## Begin DATASET EXCERPTS

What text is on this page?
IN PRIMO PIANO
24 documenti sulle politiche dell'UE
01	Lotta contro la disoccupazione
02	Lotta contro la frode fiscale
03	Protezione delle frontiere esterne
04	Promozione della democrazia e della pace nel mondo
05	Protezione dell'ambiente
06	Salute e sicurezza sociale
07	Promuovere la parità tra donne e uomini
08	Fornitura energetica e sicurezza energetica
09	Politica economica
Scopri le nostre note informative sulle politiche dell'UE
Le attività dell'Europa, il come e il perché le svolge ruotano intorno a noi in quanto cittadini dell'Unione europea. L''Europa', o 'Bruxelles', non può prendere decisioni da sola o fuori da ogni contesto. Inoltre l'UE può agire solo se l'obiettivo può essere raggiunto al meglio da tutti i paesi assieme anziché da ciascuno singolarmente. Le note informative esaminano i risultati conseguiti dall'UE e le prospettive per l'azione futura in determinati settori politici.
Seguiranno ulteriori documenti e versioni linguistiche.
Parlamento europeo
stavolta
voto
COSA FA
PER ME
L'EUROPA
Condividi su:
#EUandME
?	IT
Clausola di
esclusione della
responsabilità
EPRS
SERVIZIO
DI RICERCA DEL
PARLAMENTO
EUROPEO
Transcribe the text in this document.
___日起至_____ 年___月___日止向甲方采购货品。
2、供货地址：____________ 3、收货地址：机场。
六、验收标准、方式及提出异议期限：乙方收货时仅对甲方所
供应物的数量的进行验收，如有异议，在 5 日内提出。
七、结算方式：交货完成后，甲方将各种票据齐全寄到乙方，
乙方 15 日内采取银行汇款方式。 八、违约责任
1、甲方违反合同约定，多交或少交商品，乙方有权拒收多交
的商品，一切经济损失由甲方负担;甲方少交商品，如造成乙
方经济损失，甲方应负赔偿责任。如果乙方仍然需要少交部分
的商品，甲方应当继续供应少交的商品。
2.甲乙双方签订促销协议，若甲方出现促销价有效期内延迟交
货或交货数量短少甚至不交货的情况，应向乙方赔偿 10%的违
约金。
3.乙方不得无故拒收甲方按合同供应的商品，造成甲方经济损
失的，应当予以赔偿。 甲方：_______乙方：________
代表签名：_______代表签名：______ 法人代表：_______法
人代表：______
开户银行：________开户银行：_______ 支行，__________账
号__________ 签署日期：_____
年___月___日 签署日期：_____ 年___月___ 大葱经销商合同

## End DATASET EXCERPTS

THE EXERCISE | Reproduce the whole listing word for word.

THE RESULT |
What text is on this page?
IN PRIMO PIANO
24 documenti sulle politiche dell'UE
01	Lotta contro la disoccupazione
02	Lotta contro la frode fiscale
03	Protezione delle frontiere esterne
04	Promozione della democrazia e della pace nel mondo
05	Protezione dell'ambiente
06	Salute e sicurezza sociale
07	Promuovere la parità tra donne e uomini
08	Fornitura energetica e sicurezza energetica
09	Politica economica
Scopri le nostre note informative sulle politiche dell'UE
Le attività dell'Europa, il come e il perché le svolge ruotano intorno a noi in quanto cittadini dell'Unione europea. L''Europa', o 'Bruxelles', non può prendere decisioni da sola o fuori da ogni contesto. Inoltre l'UE può agire solo se l'obiettivo può essere raggiunto al meglio da tutti i paesi assieme anziché da ciascuno singolarmente. Le note informative esaminano i risultati conseguiti dall'UE e le prospettive per l'azione futura in determinati settori politici.
Seguiranno ulteriori documenti e versioni linguistiche.
Parlamento europeo
stavolta
voto
COSA FA
PER ME
L'EUROPA
Condividi su:
#EUandME
?	IT
Clausola di
esclusione della
responsabilità
EPRS
SERVIZIO
DI RICERCA DEL
PARLAMENTO
EUROPEO
Transcribe the text in this document.
___日起至_____ 年___月___日止向甲方采购货品。
2、供货地址：____________ 3、收货地址：机场。
六、验收标准、方式及提出异议期限：乙方收货时仅对甲方所
供应物的数量的进行验收，如有异议，在 5 日内提出。
七、结算方式：交货完成后，甲方将各种票据齐全寄到乙方，
乙方 15 日内采取银行汇款方式。 八、违约责任
1、甲方违反合同约定，多交或少交商品，乙方有权拒收多交
的商品，一切经济损失由甲方负担;甲方少交商品，如造成乙
方经济损失，甲方应负赔偿责任。如果乙方仍然需要少交部分
的商品，甲方应当继续供应少交的商品。
2.甲乙双方签订促销协议，若甲方出现促销价有效期内延迟交
货或交货数量短少甚至不交货的情况，应向乙方赔偿 10%的违
约金。
3.乙方不得无故拒收甲方按合同供应的商品，造成甲方经济损
失的，应当予以赔偿。 甲方：_______乙方：________
代表签名：_______代表签名：______ 法人代表：_______法
人代表：______
开户银行：________开户银行：_______ 支行，__________账
号__________ 签署日期：_____
年___月___日 签署日期：_____ 年___月___ 大葱经销商合同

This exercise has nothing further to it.